— begin DATASET EXCERPTS —

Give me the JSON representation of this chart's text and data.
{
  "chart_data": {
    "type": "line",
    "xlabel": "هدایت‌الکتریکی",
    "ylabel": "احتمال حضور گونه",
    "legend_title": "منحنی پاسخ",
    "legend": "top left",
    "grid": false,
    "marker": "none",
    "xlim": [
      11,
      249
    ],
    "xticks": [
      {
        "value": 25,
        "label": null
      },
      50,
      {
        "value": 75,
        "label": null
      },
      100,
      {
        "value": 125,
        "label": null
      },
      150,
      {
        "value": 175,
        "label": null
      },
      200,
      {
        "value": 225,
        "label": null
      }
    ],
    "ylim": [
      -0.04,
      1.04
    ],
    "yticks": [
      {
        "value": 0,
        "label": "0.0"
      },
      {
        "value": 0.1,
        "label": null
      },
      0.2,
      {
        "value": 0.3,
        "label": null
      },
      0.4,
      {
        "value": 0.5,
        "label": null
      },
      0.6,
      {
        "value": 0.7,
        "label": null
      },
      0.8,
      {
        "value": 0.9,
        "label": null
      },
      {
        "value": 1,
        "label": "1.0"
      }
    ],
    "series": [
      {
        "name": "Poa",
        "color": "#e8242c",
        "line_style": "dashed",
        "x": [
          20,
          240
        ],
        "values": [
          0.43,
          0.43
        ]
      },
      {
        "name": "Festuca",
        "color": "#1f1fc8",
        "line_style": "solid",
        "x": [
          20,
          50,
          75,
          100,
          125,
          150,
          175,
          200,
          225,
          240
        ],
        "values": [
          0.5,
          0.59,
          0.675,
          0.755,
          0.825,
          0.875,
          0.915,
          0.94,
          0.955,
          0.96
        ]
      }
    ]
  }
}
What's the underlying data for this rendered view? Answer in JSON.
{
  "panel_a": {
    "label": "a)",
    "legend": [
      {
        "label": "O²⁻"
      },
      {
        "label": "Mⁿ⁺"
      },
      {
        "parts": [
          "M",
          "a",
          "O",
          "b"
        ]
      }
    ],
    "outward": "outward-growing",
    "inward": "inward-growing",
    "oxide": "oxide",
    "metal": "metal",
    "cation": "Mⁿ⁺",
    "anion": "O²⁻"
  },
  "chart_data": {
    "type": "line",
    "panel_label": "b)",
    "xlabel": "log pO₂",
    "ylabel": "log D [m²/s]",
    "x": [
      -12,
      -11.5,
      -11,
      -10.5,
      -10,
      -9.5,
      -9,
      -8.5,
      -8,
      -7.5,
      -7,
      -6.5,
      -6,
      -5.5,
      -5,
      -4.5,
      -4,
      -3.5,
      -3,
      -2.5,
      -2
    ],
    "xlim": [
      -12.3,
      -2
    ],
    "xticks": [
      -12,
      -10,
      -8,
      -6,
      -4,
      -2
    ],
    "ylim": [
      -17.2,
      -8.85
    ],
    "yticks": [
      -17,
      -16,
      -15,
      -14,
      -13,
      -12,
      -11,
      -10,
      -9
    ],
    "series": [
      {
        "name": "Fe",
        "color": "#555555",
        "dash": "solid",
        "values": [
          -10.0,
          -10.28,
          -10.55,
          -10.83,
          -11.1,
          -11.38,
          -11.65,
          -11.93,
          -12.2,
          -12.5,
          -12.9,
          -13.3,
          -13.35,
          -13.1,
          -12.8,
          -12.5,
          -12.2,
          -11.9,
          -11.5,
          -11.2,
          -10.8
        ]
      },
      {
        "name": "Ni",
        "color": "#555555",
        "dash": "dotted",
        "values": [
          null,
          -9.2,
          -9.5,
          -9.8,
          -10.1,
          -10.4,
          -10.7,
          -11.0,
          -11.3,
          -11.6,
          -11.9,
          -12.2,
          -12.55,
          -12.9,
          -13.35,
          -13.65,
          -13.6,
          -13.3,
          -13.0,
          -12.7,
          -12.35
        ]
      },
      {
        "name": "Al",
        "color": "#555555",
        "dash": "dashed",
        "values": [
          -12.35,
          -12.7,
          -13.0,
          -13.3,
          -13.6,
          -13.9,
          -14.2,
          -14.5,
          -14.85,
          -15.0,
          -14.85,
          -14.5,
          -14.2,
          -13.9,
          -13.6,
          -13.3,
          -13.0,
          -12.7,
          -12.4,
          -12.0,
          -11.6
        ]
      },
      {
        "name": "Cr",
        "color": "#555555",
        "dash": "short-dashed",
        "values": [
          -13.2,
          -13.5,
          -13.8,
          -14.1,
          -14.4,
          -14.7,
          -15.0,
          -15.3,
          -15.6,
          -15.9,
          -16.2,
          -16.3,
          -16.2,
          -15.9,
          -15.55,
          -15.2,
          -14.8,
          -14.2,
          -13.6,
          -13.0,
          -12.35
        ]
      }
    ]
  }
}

— end DATASET EXCERPTS —

→ **REQUIRED TASK**:
Repeat the listing exactly, from its first line to its last.

→ **EXERCISE OUTPUT**:
Give me the JSON representation of this chart's text and data.
{
  "chart_data": {
    "type": "line",
    "xlabel": "هدایت‌الکتریکی",
    "ylabel": "احتمال حضور گونه",
    "legend_title": "منحنی پاسخ",
    "legend": "top left",
    "grid": false,
    "marker": "none",
    "xlim": [
      11,
      249
    ],
    "xticks": [
      {
        "value": 25,
        "label": null
      },
      50,
      {
        "value": 75,
        "label": null
      },
      100,
      {
        "value": 125,
        "label": null
      },
      150,
      {
        "value": 175,
        "label": null
      },
      200,
      {
        "value": 225,
        "label": null
      }
    ],
    "ylim": [
      -0.04,
      1.04
    ],
    "yticks": [
      {
        "value": 0,
        "label": "0.0"
      },
      {
        "value": 0.1,
        "label": null
      },
      0.2,
      {
        "value": 0.3,
        "label": null
      },
      0.4,
      {
        "value": 0.5,
        "label": null
      },
      0.6,
      {
        "value": 0.7,
        "label": null
      },
      0.8,
      {
        "value": 0.9,
        "label": null
      },
      {
        "value": 1,
        "label": "1.0"
      }
    ],
    "series": [
      {
        "name": "Poa",
        "color": "#e8242c",
        "line_style": "dashed",
        "x": [
          20,
          240
        ],
        "values": [
          0.43,
          0.43
        ]
      },
      {
        "name": "Festuca",
        "color": "#1f1fc8",
        "line_style": "solid",
        "x": [
          20,
          50,
          75,
          100,
          125,
          150,
          175,
          200,
          225,
          240
        ],
        "values": [
          0.5,
          0.59,
          0.675,
          0.755,
          0.825,
          0.875,
          0.915,
          0.94,
          0.955,
          0.96
        ]
      }
    ]
  }
}
What's the underlying data for this rendered view? Answer in JSON.
{
  "panel_a": {
    "label": "a)",
    "legend": [
      {
        "label": "O²⁻"
      },
      {
        "label": "Mⁿ⁺"
      },
      {
        "parts": [
          "M",
          "a",
          "O",
          "b"
        ]
      }
    ],
    "outward": "outward-growing",
    "inward": "inward-growing",
    "oxide": "oxide",
    "metal": "metal",
    "cation": "Mⁿ⁺",
    "anion": "O²⁻"
  },
  "chart_data": {
    "type": "line",
    "panel_label": "b)",
    "xlabel": "log pO₂",
    "ylabel": "log D [m²/s]",
    "x": [
      -12,
      -11.5,
      -11,
      -10.5,
      -10,
      -9.5,
      -9,
      -8.5,
      -8,
      -7.5,
      -7,
      -6.5,
      -6,
      -5.5,
      -5,
      -4.5,
      -4,
      -3.5,
      -3,
      -2.5,
      -2
    ],
    "xlim": [
      -12.3,
      -2
    ],
    "xticks": [
      -12,
      -10,
      -8,
      -6,
      -4,
      -2
    ],
    "ylim": [
      -17.2,
      -8.85
    ],
    "yticks": [
      -17,
      -16,
      -15,
      -14,
      -13,
      -12,
      -11,
      -10,
      -9
    ],
    "series": [
      {
        "name": "Fe",
        "color": "#555555",
        "dash": "solid",
        "values": [
          -10.0,
          -10.28,
          -10.55,
          -10.83,
          -11.1,
          -11.38,
          -11.65,
          -11.93,
          -12.2,
          -12.5,
          -12.9,
          -13.3,
          -13.35,
          -13.1,
          -12.8,
          -12.5,
          -12.2,
          -11.9,
          -11.5,
          -11.2,
          -10.8
        ]
      },
      {
        "name": "Ni",
        "color": "#555555",
        "dash": "dotted",
        "values": [
          null,
          -9.2,
          -9.5,
          -9.8,
          -10.1,
          -10.4,
          -10.7,
          -11.0,
          -11.3,
          -11.6,
          -11.9,
          -12.2,
          -12.55,
          -12.9,
          -13.35,
          -13.65,
          -13.6,
          -13.3,
          -13.0,
          -12.7,
          -12.35
        ]
      },
      {
        "name": "Al",
        "color": "#555555",
        "dash": "dashed",
        "values": [
          -12.35,
          -12.7,
          -13.0,
          -13.3,
          -13.6,
          -13.9,
          -14.2,
          -14.5,
          -14.85,
          -15.0,
          -14.85,
          -14.5,
          -14.2,
          -13.9,
          -13.6,
          -13.3,
          -13.0,
          -12.7,
          -12.4,
          -12.0,
          -11.6
        ]
      },
      {
        "name": "Cr",
        "color": "#555555",
        "dash": "short-dashed",
        "values": [
          -13.2,
          -13.5,
          -13.8,
          -14.1,
          -14.4,
          -14.7,
          -15.0,
          -15.3,
          -15.6,
          -15.9,
          -16.2,
          -16.3,
          -16.2,
          -15.9,
          -15.55,
          -15.2,
          -14.8,
          -14.2,
          -13.6,
          -13.0,
          -12.35
        ]
      }
    ]
  }
}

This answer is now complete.